■ **REQUIRED TASK**
In the listing below, locate the lines that hold the string "MADRAS". Copy those lines.

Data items
##############################
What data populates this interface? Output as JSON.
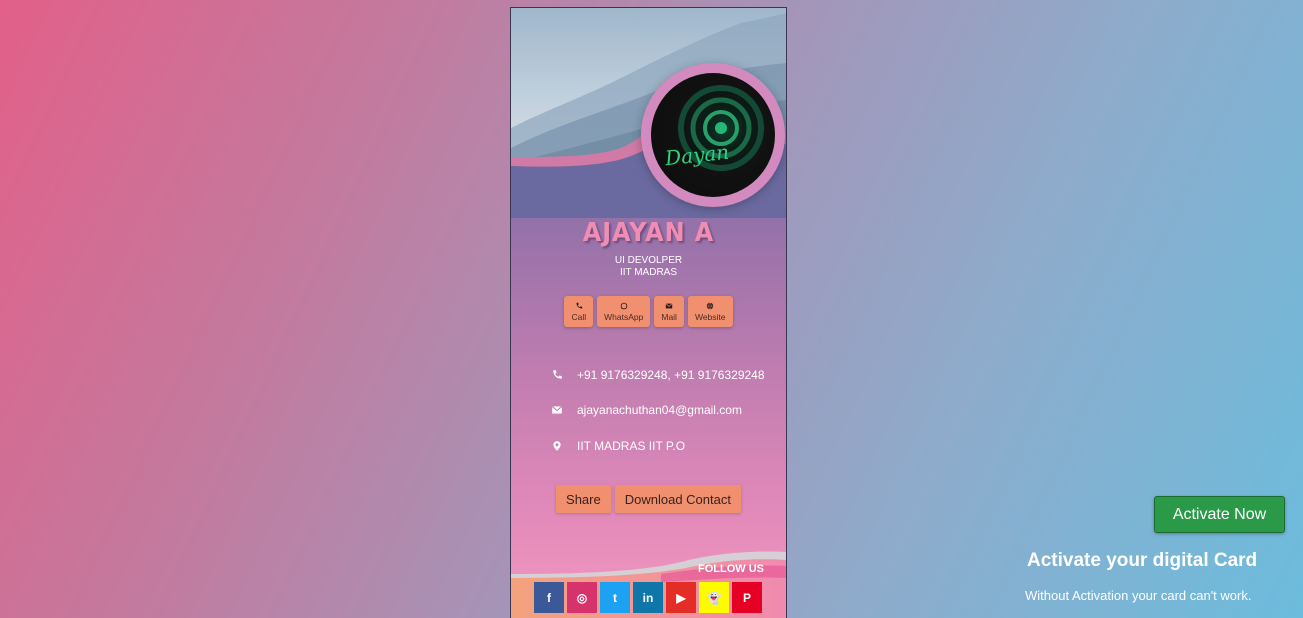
{
  "profile": {
    "name": "AJAYAN A",
    "role_line1": "UI DEVOLPER",
    "role_line2": "IIT MADRAS",
    "avatar_text": "Dayan"
  },
  "quick_actions": [
    {
      "label": "Call",
      "icon": "phone-icon"
    },
    {
      "label": "WhatsApp",
      "icon": "whatsapp-icon"
    },
    {
      "label": "Mail",
      "icon": "mail-icon"
    },
    {
      "label": "Website",
      "icon": "globe-icon"
    }
  ],
  "contact": {
    "phone": "+91 9176329248, +91 9176329248",
    "email": "ajayanachuthan04@gmail.com",
    "address": "IIT MADRAS IIT P.O"
  },
  "actions": {
    "share": "Share",
    "download": "Download Contact"
  },
  "footer": {
    "follow_label": "FOLLOW US",
    "socials": [
      {
        "name": "facebook",
        "glyph": "f",
        "color": "#3b5998"
      },
      {
        "name": "instagram",
        "glyph": "◎",
        "color": "#d6336c"
      },
      {
        "name": "twitter",
        "glyph": "t",
        "color": "#1da1f2"
      },
      {
        "name": "linkedin",
        "glyph": "in",
        "color": "#0e76a8"
      },
      {
        "name": "youtube",
        "glyph": "▶",
        "color": "#e52d27"
      },
      {
        "name": "snapchat",
        "glyph": "👻",
        "color": "#fffc00"
      },
      {
        "name": "pinterest",
        "glyph": "P",
        "color": "#e60023"
      }
    ]
  },
  "activation": {
    "button": "Activate Now",
    "title": "Activate your digital Card",
    "subtitle": "Without Activation your card can't work."
  },
  "colors": {
    "accent_orange": "#f0906e",
    "name_pink": "#f08db3",
    "activate_green": "#2a9a48"
  }
}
##############################
■ **CORRECT RESPONSE**
    "role_line2": "IIT MADRAS",
    "address": "IIT MADRAS IIT P.O"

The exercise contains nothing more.